Problem statement. Below are the records. Gather each line that holds "Read".

Information given.
::::
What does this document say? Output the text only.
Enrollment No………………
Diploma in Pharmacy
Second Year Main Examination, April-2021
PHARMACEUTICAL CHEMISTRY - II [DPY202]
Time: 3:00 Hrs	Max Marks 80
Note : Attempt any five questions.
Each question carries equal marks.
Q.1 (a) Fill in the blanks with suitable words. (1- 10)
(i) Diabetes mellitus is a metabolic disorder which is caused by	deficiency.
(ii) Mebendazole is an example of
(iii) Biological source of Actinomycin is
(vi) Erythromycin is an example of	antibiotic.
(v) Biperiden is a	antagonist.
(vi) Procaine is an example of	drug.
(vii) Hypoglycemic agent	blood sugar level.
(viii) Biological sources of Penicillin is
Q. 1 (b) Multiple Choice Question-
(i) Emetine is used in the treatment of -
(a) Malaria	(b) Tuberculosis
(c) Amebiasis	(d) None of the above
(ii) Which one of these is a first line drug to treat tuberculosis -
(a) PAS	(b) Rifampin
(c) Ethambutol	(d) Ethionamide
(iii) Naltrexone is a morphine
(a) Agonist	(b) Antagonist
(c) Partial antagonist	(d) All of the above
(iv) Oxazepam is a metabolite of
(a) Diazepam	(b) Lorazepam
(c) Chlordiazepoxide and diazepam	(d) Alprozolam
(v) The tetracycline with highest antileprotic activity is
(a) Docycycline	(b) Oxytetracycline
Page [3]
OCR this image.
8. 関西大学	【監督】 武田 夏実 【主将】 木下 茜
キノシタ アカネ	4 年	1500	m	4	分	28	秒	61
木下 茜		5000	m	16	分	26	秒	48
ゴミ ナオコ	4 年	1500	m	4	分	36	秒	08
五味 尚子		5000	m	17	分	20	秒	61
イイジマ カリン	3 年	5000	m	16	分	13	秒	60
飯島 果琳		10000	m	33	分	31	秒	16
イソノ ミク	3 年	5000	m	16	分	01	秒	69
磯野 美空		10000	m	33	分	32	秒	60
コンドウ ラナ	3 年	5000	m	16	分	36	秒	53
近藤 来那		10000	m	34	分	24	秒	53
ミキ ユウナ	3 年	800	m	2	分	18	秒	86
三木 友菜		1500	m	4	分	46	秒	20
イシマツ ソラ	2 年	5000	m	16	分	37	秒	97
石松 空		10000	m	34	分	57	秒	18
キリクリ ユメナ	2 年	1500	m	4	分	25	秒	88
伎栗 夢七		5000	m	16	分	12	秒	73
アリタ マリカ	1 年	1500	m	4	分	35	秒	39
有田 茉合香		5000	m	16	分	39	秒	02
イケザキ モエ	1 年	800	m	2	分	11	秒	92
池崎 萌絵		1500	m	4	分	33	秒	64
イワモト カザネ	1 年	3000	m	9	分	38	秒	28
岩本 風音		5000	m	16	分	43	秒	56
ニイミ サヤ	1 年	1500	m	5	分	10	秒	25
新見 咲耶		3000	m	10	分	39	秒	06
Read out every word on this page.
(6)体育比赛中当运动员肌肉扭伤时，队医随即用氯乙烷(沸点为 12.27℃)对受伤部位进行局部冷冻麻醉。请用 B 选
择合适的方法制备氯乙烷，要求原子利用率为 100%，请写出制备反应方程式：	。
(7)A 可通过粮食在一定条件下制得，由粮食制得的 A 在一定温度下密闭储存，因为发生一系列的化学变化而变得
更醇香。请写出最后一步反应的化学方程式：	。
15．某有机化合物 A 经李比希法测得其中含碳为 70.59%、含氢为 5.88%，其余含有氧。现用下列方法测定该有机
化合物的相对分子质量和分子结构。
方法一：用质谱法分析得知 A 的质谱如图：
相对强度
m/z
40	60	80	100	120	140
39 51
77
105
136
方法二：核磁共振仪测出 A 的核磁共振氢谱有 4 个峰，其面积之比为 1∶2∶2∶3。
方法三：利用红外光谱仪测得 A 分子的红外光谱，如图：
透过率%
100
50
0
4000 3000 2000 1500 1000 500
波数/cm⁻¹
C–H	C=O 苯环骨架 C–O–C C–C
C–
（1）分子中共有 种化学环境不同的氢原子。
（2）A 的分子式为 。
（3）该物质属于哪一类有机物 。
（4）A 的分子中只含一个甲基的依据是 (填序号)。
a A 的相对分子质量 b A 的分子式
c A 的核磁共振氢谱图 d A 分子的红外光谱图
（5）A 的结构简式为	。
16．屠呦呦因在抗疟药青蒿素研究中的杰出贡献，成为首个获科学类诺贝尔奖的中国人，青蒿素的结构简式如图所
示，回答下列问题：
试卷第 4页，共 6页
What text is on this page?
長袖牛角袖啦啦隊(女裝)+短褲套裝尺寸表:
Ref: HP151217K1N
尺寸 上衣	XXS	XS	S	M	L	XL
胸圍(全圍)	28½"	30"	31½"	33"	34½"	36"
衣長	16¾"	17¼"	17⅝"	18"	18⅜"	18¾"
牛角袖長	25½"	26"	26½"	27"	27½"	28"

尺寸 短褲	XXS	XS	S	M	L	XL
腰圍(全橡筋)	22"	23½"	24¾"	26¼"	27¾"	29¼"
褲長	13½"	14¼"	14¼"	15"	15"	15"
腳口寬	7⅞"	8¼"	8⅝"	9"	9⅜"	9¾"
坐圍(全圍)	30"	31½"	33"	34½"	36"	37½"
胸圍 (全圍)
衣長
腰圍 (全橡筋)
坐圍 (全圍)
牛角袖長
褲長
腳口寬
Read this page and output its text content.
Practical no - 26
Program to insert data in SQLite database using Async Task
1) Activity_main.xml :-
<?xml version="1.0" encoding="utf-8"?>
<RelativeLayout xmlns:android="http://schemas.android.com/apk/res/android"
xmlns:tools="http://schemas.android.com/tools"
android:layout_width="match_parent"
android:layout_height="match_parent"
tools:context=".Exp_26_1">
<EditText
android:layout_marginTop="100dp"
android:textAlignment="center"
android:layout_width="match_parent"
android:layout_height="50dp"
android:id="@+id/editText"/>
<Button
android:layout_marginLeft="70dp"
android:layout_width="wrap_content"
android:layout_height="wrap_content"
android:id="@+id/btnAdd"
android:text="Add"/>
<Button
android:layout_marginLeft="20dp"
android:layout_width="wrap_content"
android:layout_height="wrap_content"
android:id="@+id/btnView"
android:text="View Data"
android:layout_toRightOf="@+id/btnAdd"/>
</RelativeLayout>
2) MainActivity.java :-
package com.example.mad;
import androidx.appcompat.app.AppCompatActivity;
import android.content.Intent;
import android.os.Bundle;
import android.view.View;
::::
Solution for this problem.
Read out every word on this page.
Read this page and output its text content.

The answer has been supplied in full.